# PROBLEM REQUIREMENTS:
Output the full listing below exactly, without the pictures.

==================================================

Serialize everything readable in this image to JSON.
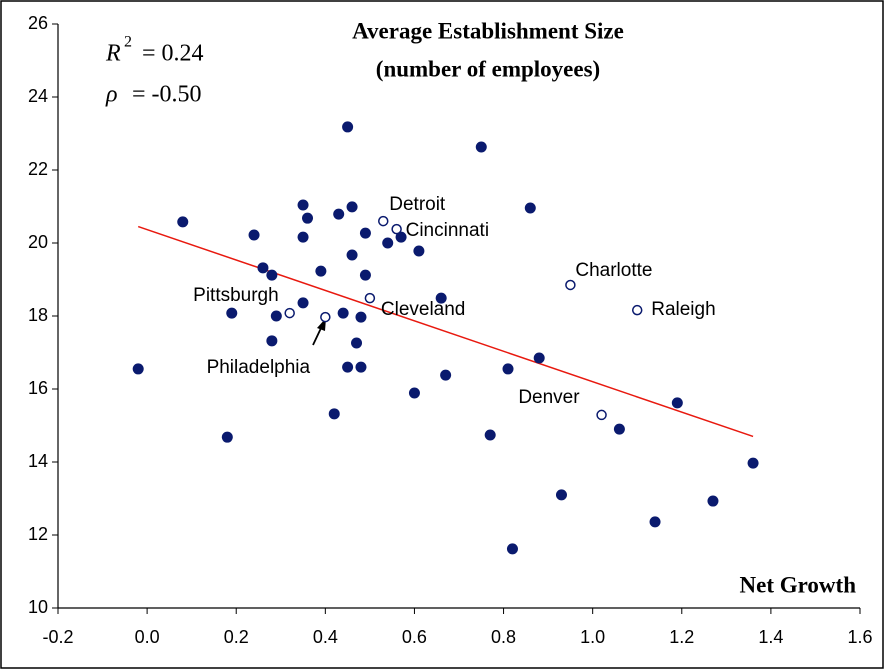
{
  "chart_data": {
    "type": "scatter",
    "title": [
      "Average Establishment Size",
      "(number of employees)"
    ],
    "x_label": "Net Growth",
    "annotations": {
      "r_squared": {
        "symbol": "R",
        "superscript": "2",
        "text": "= 0.24"
      },
      "rho": {
        "symbol": "ρ",
        "text": "= -0.50"
      }
    },
    "xlim": [
      -0.2,
      1.6
    ],
    "xticks": [
      -0.2,
      {
        "value": 0,
        "label": "0.0"
      },
      0.2,
      0.4,
      0.6,
      0.8,
      {
        "value": 1,
        "label": "1.0"
      },
      1.2,
      1.4,
      1.6
    ],
    "ylim": [
      10,
      26
    ],
    "yticks": [
      10,
      12,
      14,
      16,
      18,
      20,
      22,
      24,
      26
    ],
    "grid": false,
    "points": {
      "color": "#0a1a6e",
      "x": [
        -0.02,
        0.08,
        0.18,
        0.19,
        0.24,
        0.26,
        0.28,
        0.28,
        0.29,
        0.35,
        0.35,
        0.36,
        0.35,
        0.39,
        0.42,
        0.43,
        0.44,
        0.45,
        0.45,
        0.46,
        0.46,
        0.47,
        0.48,
        0.48,
        0.49,
        0.49,
        0.54,
        0.57,
        0.61,
        0.6,
        0.66,
        0.67,
        0.75,
        0.77,
        0.81,
        0.82,
        0.86,
        0.88,
        0.93,
        1.06,
        1.14,
        1.19,
        1.27,
        1.36
      ],
      "y": [
        16.55,
        20.58,
        14.68,
        18.08,
        20.22,
        19.32,
        19.12,
        17.32,
        18.0,
        18.36,
        21.04,
        20.68,
        20.16,
        19.23,
        15.32,
        20.79,
        18.08,
        23.18,
        16.6,
        20.99,
        19.67,
        17.26,
        16.6,
        17.97,
        20.27,
        19.12,
        20.0,
        20.16,
        19.78,
        15.89,
        18.49,
        16.38,
        22.63,
        14.74,
        16.55,
        11.62,
        20.96,
        16.85,
        13.1,
        14.9,
        12.36,
        15.62,
        12.93,
        13.97
      ]
    },
    "highlighted": {
      "color": "#0a1a6e",
      "labels": [
        "Pittsburgh",
        "Philadelphia",
        "Cleveland",
        "Detroit",
        "Cincinnati",
        "Charlotte",
        "Raleigh",
        "Denver"
      ],
      "x": [
        0.32,
        0.4,
        0.5,
        0.53,
        0.56,
        0.95,
        1.1,
        1.02
      ],
      "y": [
        18.08,
        17.97,
        18.49,
        20.6,
        20.38,
        18.85,
        18.16,
        15.29
      ]
    },
    "trendline": {
      "color": "#e8190f",
      "x": [
        -0.02,
        1.36
      ],
      "y": [
        20.45,
        14.7
      ]
    }
  }
}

==================================================

# RESPONSE:
Serialize everything readable in this image to JSON.
{
  "chart_data": {
    "type": "scatter",
    "title": [
      "Average Establishment Size",
      "(number of employees)"
    ],
    "x_label": "Net Growth",
    "annotations": {
      "r_squared": {
        "symbol": "R",
        "superscript": "2",
        "text": "= 0.24"
      },
      "rho": {
        "symbol": "ρ",
        "text": "= -0.50"
      }
    },
    "xlim": [
      -0.2,
      1.6
    ],
    "xticks": [
      -0.2,
      {
        "value": 0,
        "label": "0.0"
      },
      0.2,
      0.4,
      0.6,
      0.8,
      {
        "value": 1,
        "label": "1.0"
      },
      1.2,
      1.4,
      1.6
    ],
    "ylim": [
      10,
      26
    ],
    "yticks": [
      10,
      12,
      14,
      16,
      18,
      20,
      22,
      24,
      26
    ],
    "grid": false,
    "points": {
      "color": "#0a1a6e",
      "x": [
        -0.02,
        0.08,
        0.18,
        0.19,
        0.24,
        0.26,
        0.28,
        0.28,
        0.29,
        0.35,
        0.35,
        0.36,
        0.35,
        0.39,
        0.42,
        0.43,
        0.44,
        0.45,
        0.45,
        0.46,
        0.46,
        0.47,
        0.48,
        0.48,
        0.49,
        0.49,
        0.54,
        0.57,
        0.61,
        0.6,
        0.66,
        0.67,
        0.75,
        0.77,
        0.81,
        0.82,
        0.86,
        0.88,
        0.93,
        1.06,
        1.14,
        1.19,
        1.27,
        1.36
      ],
      "y": [
        16.55,
        20.58,
        14.68,
        18.08,
        20.22,
        19.32,
        19.12,
        17.32,
        18.0,
        18.36,
        21.04,
        20.68,
        20.16,
        19.23,
        15.32,
        20.79,
        18.08,
        23.18,
        16.6,
        20.99,
        19.67,
        17.26,
        16.6,
        17.97,
        20.27,
        19.12,
        20.0,
        20.16,
        19.78,
        15.89,
        18.49,
        16.38,
        22.63,
        14.74,
        16.55,
        11.62,
        20.96,
        16.85,
        13.1,
        14.9,
        12.36,
        15.62,
        12.93,
        13.97
      ]
    },
    "highlighted": {
      "color": "#0a1a6e",
      "labels": [
        "Pittsburgh",
        "Philadelphia",
        "Cleveland",
        "Detroit",
        "Cincinnati",
        "Charlotte",
        "Raleigh",
        "Denver"
      ],
      "x": [
        0.32,
        0.4,
        0.5,
        0.53,
        0.56,
        0.95,
        1.1,
        1.02
      ],
      "y": [
        18.08,
        17.97,
        18.49,
        20.6,
        20.38,
        18.85,
        18.16,
        15.29
      ]
    },
    "trendline": {
      "color": "#e8190f",
      "x": [
        -0.02,
        1.36
      ],
      "y": [
        20.45,
        14.7
      ]
    }
  }
}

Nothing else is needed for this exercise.